Information provided:
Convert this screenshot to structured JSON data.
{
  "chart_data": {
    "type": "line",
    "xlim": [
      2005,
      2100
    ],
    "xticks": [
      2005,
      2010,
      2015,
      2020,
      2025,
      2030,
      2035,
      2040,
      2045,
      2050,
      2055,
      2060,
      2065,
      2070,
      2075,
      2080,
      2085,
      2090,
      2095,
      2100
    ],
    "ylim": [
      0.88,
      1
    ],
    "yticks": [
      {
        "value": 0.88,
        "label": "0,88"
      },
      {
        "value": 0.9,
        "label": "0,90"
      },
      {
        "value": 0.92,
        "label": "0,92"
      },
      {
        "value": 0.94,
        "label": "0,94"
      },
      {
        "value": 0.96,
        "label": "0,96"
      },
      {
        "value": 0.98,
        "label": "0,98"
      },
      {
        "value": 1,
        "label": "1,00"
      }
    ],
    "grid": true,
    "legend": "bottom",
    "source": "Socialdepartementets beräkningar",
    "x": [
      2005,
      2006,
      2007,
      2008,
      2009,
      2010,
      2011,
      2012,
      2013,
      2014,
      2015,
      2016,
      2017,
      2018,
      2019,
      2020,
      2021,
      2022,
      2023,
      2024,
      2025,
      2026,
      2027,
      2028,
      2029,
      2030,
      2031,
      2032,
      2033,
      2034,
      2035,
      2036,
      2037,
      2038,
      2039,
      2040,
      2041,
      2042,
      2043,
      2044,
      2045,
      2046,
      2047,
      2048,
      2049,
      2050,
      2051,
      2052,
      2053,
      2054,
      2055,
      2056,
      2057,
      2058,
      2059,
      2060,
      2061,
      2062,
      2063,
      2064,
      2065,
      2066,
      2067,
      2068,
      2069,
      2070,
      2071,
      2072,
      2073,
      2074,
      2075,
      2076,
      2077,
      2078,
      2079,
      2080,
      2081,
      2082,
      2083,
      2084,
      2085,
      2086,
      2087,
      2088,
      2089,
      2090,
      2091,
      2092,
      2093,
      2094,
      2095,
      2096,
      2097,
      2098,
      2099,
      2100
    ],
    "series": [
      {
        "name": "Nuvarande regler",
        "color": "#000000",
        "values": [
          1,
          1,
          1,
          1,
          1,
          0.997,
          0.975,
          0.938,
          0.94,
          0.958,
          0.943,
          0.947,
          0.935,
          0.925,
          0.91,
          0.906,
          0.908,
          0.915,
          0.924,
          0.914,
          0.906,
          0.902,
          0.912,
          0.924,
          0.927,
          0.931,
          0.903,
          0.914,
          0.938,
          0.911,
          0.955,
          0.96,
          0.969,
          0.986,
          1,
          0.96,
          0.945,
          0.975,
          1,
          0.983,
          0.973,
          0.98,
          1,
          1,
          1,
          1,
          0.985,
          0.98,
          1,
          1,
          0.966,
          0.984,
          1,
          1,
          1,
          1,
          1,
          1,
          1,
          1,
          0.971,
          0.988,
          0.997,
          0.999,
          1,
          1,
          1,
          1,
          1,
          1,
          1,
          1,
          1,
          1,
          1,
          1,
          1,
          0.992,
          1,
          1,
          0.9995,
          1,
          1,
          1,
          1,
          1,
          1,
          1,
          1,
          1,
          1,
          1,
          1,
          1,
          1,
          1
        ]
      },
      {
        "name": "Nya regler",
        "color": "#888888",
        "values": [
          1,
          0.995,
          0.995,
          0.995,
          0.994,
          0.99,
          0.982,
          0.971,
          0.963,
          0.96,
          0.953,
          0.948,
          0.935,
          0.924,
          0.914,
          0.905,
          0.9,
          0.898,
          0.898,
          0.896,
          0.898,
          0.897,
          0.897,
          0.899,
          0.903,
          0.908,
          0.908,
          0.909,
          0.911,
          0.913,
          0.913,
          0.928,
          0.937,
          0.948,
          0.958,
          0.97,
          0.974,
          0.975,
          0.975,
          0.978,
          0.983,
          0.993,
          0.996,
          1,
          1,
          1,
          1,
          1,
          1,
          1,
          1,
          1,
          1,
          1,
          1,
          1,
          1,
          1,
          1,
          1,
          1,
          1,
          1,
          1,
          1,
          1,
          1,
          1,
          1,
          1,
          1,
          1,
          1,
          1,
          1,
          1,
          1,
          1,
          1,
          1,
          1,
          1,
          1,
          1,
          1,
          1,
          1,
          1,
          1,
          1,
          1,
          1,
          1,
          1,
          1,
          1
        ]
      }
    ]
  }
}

What to do:
Gather up the lines containing the word "label" from these records and copy them.

Finished answer:
        "label": "0,88"
        "label": "0,90"
        "label": "0,92"
        "label": "0,94"
        "label": "0,96"
        "label": "0,98"
        "label": "1,00"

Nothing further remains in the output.